** WRITTEN TASK **
Can you pull out each line of the data below that includes the word "müssen"?

Records from a collection:
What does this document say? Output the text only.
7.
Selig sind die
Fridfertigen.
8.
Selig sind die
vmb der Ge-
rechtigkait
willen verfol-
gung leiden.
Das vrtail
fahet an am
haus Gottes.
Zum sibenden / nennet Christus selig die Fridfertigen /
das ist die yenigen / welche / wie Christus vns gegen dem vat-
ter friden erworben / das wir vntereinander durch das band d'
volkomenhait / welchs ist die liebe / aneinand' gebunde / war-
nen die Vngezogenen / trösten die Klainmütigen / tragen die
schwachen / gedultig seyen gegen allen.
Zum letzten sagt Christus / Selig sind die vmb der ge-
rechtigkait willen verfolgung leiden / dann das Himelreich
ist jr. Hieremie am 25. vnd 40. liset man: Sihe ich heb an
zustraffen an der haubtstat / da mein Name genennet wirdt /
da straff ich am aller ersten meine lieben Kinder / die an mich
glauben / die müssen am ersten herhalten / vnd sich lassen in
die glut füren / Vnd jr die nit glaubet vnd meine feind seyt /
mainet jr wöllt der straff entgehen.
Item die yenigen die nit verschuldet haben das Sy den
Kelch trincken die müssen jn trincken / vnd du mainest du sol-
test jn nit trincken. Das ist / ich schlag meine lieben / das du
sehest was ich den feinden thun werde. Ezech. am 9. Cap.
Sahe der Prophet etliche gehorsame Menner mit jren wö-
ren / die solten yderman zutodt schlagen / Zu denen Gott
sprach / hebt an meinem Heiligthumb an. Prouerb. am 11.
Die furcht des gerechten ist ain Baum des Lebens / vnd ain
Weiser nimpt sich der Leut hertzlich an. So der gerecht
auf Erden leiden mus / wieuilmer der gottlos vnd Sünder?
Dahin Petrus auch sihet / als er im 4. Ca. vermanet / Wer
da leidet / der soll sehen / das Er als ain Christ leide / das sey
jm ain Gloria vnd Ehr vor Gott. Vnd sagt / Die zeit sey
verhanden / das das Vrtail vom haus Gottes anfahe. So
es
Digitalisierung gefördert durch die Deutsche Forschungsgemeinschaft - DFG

** RESULT BELOW **
glauben / die müssen am ersten herhalten / vnd sich lassen in
Kelch trincken die müssen jn trincken / vnd du mainest du sol-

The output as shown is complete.